### PROBLEM STATEMENT
Decide whether each statement agrees with the Roman II README: 1. The language is written in the GNU11 dialect of C. 2. The -d flag runs the program after printing its bytecode. 3. Numbers in Roman II are single precision. For each, answer yes or no and quote the text's deciding words.

Skip to content

Latest commit

 

History

History
857 lines (712 loc) · 15 KB

README.md

File metadata and controls

857 lines (712 loc) · 15 KB

The ROMAN II Programming Language

Roman II is a dynamic programming language with a naive mark and sweep garbage collector, all written from the ground up in about 5000 lines of the GNU11 dialect of C.

Fib(n)
{
    if(n == 0)
    {
        ret 0;
    }
    elif((n == 1) || (n == 2))
    {
        ret 1;
    }
    else
    {
        ret Fib(n - 1) + Fib(n - 2);
    }
}

Main()
{
    Print(Fib(25));
    ret 0;
}

Installation

make install

Usage

roman2 Main.rr

Flags passed to roman2:

-d: Output bytecode and .data segment then terminate. Do not run the program.

Program Entry

Roman II enters and starts execution from function Main. The Main function must return a number.

Main()
{
    Print("hello, world");
    ret 0;
}

Value Types

Aside from numbers which are of double precision, Roman II supports maps, queues, files, strings, booleans, nulls, and pointers, the latter which may point to functions or variables.

Numbers

Variable assignment with Roman II is done with the := operator. Variables are mutable and can be reassigned:

Main()
{
    a := 1;
    a = 2;
    Assert(a == 2);
    ret 0;
}

Operators compatible with numbers include:

+  : Addition
-  : Subtraction
/  : Division
*  : Multiplication
%  : Floating Point Modulus
** : Power Of
%% : Integer Modulus
// : Integer Division

Boolean operators include:

== : Equal To
!= : Not Equal To
<= : Less Than or Equal To
>= : Greater Than or Equal To
>  : Greater Than
<  : Less Than

Each operator supports its relational variant: +=, -=, /=, *=, %=, **=, %%=, //=.

Operators and relational variants have optional support for queue, map, and string types.

Queues

Queues (also known as lists with O(1) front and back operations), can store value types:

Main()
{
    queue := [0, 1, 2, 3, 4];
    ret 0;
}

Queues can be appended to, and prepended to, with the += and -= operators:

Main()
{
    queue := [0, 1, 2];
    queue += 3;
    queue += 4;
    queue -= -2;
    queue -= -1;
    Assert(queue == [-1, -2, 0, 1, 2, 3, 4]);
    ret 0;
}

Queues can access their elements with the [] operator:

Main()
{
    queue := [-1, 2, 3];
    Assert(queue[1] == 2);
    ret 0;
}

Queues can be sliced:

Main()

### RAW DATA
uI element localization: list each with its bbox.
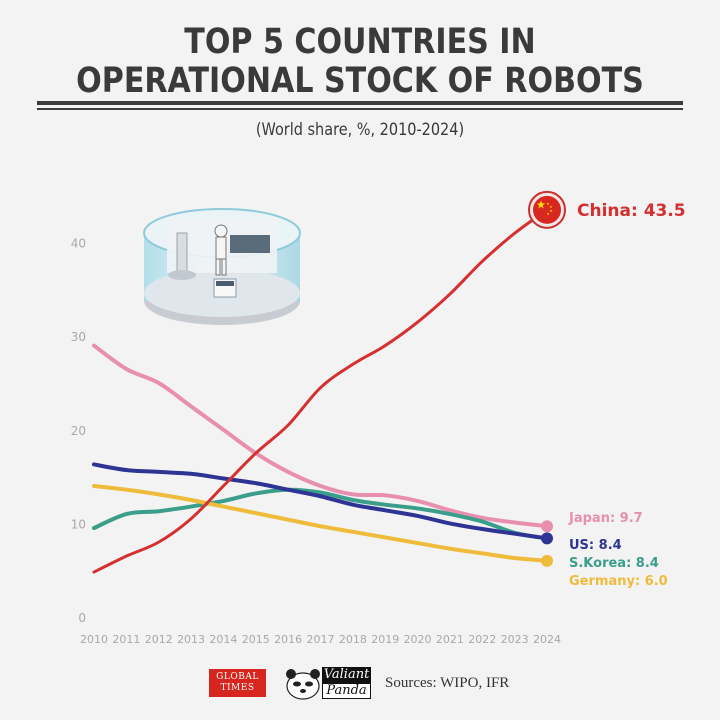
x-tick-label: 2019	[371, 633, 399, 646]
humanoid-robot-head	[214, 224, 228, 238]
x-tick-label: 2021	[436, 633, 464, 646]
y-tick-label: 30	[71, 330, 86, 344]
y-axis-ticks: 0 10 20 30 40	[71, 237, 86, 625]
x-tick-label: 2015	[242, 633, 270, 646]
y-tick-label: 20	[71, 424, 86, 438]
terminal-screen	[216, 281, 234, 286]
china-flag-disc	[533, 195, 561, 224]
x-tick-label: 2013	[177, 633, 205, 646]
y-tick-label: 0	[78, 611, 86, 625]
series-line-germany	[92, 483, 549, 563]
x-tick-label: 2024	[533, 633, 561, 646]
x-axis-ticks: 2010 2011 2012 2013 2014 2015 2016 2017 2018 2019…	[80, 633, 561, 646]
title-rule-thick	[37, 101, 683, 105]
flag-big-star	[536, 200, 546, 209]
flag-small-star	[546, 212, 550, 216]
series-line-us	[92, 462, 549, 541]
end-label-china: China: 43.5	[577, 201, 686, 221]
x-tick-label: 2020	[404, 633, 432, 646]
valiant-panda-logo-bottom: Panda	[322, 683, 371, 699]
end-label-us: US: 8.4	[569, 538, 622, 553]
x-tick-label: 2018	[339, 633, 367, 646]
x-tick-label: 2022	[468, 633, 496, 646]
valiant-panda-logo-top: Valiant	[322, 667, 371, 683]
x-tick-label: 2010	[80, 633, 108, 646]
flag-small-star	[546, 202, 550, 206]
x-tick-label: 2011	[112, 633, 140, 646]
global-times-logo: GLOBAL TIMES	[209, 669, 266, 697]
y-tick-label: 40	[71, 237, 86, 251]
endpoint-marker-germany	[541, 554, 553, 567]
global-times-logo-line1: GLOBAL	[216, 672, 259, 682]
y-tick-label: 10	[71, 517, 86, 531]
china-flag-icon	[533, 195, 561, 224]
endpoint-marker-us	[541, 532, 553, 545]
series-lines	[92, 190, 566, 574]
x-tick-label: 2016	[274, 633, 302, 646]
series-line-japan	[92, 343, 549, 529]
x-tick-label: 2012	[145, 633, 173, 646]
chart-subtitle: (World share, %, 2010-2024)	[255, 120, 465, 140]
humanoid-robot-body	[215, 236, 227, 260]
robot-enclosure-illustration	[143, 208, 301, 325]
chart-title-line1: TOP 5 COUNTRIES IN	[184, 22, 536, 62]
valiant-panda-icon	[286, 669, 320, 700]
global-times-logo-line2: TIMES	[220, 683, 255, 693]
robot-leg-left	[215, 258, 221, 276]
series-line-skorea	[92, 487, 549, 541]
control-panel	[230, 235, 270, 253]
robot-arm	[176, 232, 188, 274]
series-line-china	[92, 208, 549, 574]
end-label-japan: Japan: 9.7	[568, 511, 643, 526]
robot-arm-base	[168, 270, 196, 280]
chart-title-line2: OPERATIONAL STOCK OF ROBOTS	[76, 61, 644, 101]
flag-small-star	[549, 205, 553, 209]
x-tick-label: 2014	[209, 633, 237, 646]
title-rule-thin	[37, 108, 683, 110]
robot-leg-right	[221, 258, 227, 276]
x-tick-label: 2017	[307, 633, 335, 646]
end-labels: China: 43.5 Japan: 9.7 US: 8.4 S.Korea: 8.4…	[568, 201, 686, 589]
sources-note: Sources: WIPO, IFR	[385, 675, 510, 691]
endpoint-marker-japan	[541, 520, 553, 533]
end-label-skorea: S.Korea: 8.4	[569, 556, 659, 571]
x-tick-label: 2023	[501, 633, 529, 646]
end-label-germany: Germany: 6.0	[569, 574, 668, 589]
flag-small-star	[549, 209, 553, 213]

### ANSWER BELOW
1. Yes: "all written from the ground up in about 5000 lines of the GNU11 dialect of C"
2. No: "Output bytecode and .data segment then terminate. Do not run the program."
3. No: "Aside from numbers which are of double precision"